----- Supplied material
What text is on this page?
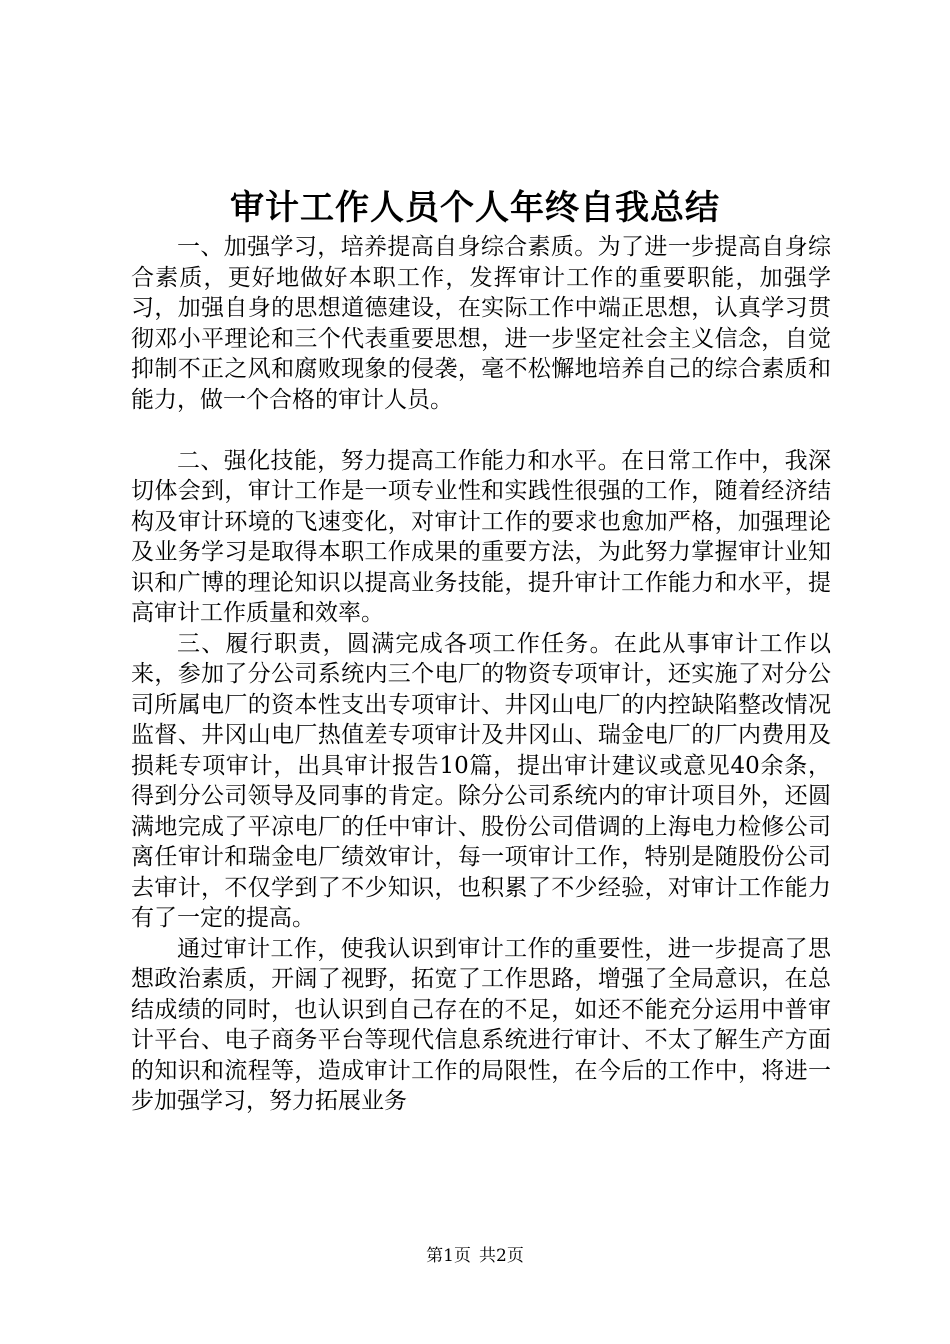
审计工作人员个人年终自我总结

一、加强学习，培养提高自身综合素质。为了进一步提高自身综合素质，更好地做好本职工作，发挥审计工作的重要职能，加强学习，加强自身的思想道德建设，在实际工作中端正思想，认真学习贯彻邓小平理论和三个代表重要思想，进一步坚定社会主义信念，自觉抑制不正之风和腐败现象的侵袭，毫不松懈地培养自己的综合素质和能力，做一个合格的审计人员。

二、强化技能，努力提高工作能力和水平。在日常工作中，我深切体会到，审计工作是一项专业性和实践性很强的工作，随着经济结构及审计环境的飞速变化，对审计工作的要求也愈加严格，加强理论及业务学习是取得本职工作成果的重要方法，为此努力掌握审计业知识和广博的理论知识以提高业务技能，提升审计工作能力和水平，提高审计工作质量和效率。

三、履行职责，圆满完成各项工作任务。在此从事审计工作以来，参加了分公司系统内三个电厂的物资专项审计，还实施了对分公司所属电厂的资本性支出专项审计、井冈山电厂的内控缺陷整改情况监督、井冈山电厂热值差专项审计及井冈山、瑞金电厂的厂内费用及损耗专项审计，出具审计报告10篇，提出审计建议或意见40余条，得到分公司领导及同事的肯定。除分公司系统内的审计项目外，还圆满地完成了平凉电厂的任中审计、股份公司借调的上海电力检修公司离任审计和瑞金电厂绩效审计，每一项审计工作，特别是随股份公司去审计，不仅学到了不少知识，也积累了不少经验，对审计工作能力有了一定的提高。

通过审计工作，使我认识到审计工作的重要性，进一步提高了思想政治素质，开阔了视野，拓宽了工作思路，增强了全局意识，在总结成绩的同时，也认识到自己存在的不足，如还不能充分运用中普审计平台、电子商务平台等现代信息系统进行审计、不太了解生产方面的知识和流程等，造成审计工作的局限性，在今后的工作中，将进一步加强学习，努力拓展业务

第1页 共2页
----------
Exercise: Print out the material word for word, omitting the pictures.

The answer:
What text is on this page?
审计工作人员个人年终自我总结

一、加强学习，培养提高自身综合素质。为了进一步提高自身综合素质，更好地做好本职工作，发挥审计工作的重要职能，加强学习，加强自身的思想道德建设，在实际工作中端正思想，认真学习贯彻邓小平理论和三个代表重要思想，进一步坚定社会主义信念，自觉抑制不正之风和腐败现象的侵袭，毫不松懈地培养自己的综合素质和能力，做一个合格的审计人员。

二、强化技能，努力提高工作能力和水平。在日常工作中，我深切体会到，审计工作是一项专业性和实践性很强的工作，随着经济结构及审计环境的飞速变化，对审计工作的要求也愈加严格，加强理论及业务学习是取得本职工作成果的重要方法，为此努力掌握审计业知识和广博的理论知识以提高业务技能，提升审计工作能力和水平，提高审计工作质量和效率。

三、履行职责，圆满完成各项工作任务。在此从事审计工作以来，参加了分公司系统内三个电厂的物资专项审计，还实施了对分公司所属电厂的资本性支出专项审计、井冈山电厂的内控缺陷整改情况监督、井冈山电厂热值差专项审计及井冈山、瑞金电厂的厂内费用及损耗专项审计，出具审计报告10篇，提出审计建议或意见40余条，得到分公司领导及同事的肯定。除分公司系统内的审计项目外，还圆满地完成了平凉电厂的任中审计、股份公司借调的上海电力检修公司离任审计和瑞金电厂绩效审计，每一项审计工作，特别是随股份公司去审计，不仅学到了不少知识，也积累了不少经验，对审计工作能力有了一定的提高。

通过审计工作，使我认识到审计工作的重要性，进一步提高了思想政治素质，开阔了视野，拓宽了工作思路，增强了全局意识，在总结成绩的同时，也认识到自己存在的不足，如还不能充分运用中普审计平台、电子商务平台等现代信息系统进行审计、不太了解生产方面的知识和流程等，造成审计工作的局限性，在今后的工作中，将进一步加强学习，努力拓展业务

第1页 共2页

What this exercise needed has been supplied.